▶ **STATED PROBLEM**: Report back each line of the records that contains the string "color".

======

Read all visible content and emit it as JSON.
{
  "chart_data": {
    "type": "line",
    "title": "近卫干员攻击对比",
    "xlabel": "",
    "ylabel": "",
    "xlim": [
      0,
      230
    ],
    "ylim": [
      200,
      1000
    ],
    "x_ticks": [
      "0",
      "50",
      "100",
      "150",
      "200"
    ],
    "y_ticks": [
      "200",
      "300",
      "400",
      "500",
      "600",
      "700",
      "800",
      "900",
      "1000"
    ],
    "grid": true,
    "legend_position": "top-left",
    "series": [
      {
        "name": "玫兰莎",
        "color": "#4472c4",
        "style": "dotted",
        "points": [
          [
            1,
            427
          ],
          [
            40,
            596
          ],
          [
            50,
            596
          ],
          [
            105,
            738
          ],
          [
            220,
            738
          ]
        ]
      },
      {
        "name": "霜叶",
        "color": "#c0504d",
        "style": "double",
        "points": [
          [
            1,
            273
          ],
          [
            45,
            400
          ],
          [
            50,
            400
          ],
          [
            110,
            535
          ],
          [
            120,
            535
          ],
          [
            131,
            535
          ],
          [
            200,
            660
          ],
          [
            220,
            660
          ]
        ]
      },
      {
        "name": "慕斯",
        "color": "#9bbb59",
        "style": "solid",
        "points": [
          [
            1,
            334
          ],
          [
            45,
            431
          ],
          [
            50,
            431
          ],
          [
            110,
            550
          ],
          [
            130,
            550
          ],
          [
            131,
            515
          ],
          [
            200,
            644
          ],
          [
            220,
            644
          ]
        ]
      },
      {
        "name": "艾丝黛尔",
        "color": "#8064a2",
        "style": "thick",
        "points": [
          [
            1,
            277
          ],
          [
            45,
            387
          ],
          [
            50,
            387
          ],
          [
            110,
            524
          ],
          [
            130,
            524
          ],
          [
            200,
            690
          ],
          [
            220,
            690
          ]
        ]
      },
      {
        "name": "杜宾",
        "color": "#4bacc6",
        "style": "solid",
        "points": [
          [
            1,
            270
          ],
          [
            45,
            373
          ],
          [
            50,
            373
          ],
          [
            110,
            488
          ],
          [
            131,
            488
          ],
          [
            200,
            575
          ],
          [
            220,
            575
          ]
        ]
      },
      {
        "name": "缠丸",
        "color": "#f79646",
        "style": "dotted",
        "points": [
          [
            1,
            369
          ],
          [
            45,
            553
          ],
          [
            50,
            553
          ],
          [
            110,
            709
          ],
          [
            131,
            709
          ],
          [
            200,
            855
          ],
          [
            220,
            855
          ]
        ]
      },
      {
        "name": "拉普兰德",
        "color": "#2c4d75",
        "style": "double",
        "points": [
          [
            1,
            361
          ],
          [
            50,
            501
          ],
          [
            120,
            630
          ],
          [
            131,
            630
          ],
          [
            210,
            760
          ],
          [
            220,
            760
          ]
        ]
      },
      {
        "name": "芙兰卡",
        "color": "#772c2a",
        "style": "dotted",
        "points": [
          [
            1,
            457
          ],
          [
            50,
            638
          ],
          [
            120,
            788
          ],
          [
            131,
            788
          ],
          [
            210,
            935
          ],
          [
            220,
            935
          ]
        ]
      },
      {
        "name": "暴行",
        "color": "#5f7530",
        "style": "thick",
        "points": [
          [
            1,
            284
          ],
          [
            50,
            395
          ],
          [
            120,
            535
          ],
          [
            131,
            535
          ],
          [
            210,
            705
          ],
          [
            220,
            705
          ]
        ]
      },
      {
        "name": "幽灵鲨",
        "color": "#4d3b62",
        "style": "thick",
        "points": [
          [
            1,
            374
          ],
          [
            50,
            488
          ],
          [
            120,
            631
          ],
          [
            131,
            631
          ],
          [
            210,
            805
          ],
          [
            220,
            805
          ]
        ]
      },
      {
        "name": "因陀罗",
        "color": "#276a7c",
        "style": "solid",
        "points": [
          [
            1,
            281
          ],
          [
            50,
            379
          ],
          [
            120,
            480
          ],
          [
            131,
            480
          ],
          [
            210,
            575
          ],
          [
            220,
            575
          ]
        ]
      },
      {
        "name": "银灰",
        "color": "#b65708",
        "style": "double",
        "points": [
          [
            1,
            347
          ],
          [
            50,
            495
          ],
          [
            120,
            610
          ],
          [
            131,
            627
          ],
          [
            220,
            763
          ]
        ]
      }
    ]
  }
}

======

▶ **RESULT OF THE TASK**:
        "color": "#4472c4",
        "color": "#c0504d",
        "color": "#9bbb59",
        "color": "#8064a2",
        "color": "#4bacc6",
        "color": "#f79646",
        "color": "#2c4d75",
        "color": "#772c2a",
        "color": "#5f7530",
        "color": "#4d3b62",
        "color": "#276a7c",
        "color": "#b65708",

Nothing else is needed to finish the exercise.